[START EXTRACTED INFORMATION]

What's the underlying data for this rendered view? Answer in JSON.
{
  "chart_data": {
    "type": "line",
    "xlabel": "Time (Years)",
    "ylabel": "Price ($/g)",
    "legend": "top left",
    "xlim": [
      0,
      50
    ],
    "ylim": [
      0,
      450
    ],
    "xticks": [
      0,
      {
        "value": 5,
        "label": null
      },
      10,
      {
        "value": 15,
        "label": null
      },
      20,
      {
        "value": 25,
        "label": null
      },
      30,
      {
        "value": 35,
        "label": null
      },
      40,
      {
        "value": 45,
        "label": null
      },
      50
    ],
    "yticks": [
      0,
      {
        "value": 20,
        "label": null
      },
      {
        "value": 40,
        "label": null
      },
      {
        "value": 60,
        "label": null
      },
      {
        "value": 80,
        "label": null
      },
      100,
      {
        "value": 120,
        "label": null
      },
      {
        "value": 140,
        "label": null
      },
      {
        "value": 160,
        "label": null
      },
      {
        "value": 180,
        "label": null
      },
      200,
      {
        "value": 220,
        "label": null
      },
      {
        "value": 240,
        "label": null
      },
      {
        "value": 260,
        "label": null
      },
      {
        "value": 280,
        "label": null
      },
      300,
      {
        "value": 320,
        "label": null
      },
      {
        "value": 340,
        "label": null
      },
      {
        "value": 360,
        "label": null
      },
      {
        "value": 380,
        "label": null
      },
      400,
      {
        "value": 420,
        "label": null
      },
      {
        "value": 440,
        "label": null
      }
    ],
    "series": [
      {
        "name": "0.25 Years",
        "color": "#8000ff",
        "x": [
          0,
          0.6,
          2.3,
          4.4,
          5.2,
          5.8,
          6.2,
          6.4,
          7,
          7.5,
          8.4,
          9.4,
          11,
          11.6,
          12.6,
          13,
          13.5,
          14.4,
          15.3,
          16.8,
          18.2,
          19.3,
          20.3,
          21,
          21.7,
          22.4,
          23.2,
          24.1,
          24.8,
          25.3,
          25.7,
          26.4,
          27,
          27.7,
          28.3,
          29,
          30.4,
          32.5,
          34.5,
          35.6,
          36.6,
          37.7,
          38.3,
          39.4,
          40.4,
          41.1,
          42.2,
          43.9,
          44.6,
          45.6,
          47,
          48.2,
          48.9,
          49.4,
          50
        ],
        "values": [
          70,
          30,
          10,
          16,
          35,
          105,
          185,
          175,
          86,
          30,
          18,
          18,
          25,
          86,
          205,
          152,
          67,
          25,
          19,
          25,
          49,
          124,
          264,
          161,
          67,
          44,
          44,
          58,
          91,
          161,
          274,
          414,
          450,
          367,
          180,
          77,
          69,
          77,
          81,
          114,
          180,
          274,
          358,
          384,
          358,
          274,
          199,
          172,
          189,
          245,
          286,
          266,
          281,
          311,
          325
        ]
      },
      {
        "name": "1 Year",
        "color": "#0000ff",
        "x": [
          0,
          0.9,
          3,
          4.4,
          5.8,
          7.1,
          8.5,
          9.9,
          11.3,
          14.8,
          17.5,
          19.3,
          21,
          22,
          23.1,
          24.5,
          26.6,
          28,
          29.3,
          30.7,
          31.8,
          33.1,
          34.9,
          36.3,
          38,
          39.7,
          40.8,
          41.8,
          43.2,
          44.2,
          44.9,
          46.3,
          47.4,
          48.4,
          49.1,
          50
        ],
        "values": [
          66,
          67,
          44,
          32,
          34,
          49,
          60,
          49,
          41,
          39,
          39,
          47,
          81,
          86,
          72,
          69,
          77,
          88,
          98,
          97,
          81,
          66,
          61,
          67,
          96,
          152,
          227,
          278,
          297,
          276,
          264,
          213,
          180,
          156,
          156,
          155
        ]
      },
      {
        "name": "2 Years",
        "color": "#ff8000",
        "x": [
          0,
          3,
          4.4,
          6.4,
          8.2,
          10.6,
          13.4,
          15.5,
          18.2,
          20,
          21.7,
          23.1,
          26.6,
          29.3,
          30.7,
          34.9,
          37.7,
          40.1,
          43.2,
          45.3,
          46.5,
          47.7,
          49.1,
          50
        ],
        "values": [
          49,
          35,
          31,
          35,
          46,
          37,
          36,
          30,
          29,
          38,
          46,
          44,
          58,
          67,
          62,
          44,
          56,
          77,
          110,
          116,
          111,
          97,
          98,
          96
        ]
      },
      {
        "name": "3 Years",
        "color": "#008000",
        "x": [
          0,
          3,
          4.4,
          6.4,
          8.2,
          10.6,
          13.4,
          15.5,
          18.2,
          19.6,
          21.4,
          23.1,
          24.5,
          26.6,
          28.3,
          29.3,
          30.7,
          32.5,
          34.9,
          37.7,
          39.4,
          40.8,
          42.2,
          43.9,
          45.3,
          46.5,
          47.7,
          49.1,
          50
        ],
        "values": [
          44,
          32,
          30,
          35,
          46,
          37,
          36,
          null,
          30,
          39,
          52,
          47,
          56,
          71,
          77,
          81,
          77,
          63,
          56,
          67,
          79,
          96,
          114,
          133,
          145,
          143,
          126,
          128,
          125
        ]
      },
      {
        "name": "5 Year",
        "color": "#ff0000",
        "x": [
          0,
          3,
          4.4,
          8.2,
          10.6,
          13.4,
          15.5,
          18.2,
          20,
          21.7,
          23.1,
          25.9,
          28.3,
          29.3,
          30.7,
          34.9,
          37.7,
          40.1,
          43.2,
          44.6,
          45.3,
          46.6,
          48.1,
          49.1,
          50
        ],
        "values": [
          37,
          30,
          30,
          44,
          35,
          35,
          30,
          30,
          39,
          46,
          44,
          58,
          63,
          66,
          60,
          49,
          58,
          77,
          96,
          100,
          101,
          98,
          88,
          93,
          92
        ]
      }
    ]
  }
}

[END EXTRACTED INFORMATION]

### WHAT YOU HAVE TO DO:
How many lines of these entries contain "Years"? Answer with the number and nothing else.

### RESULT:
4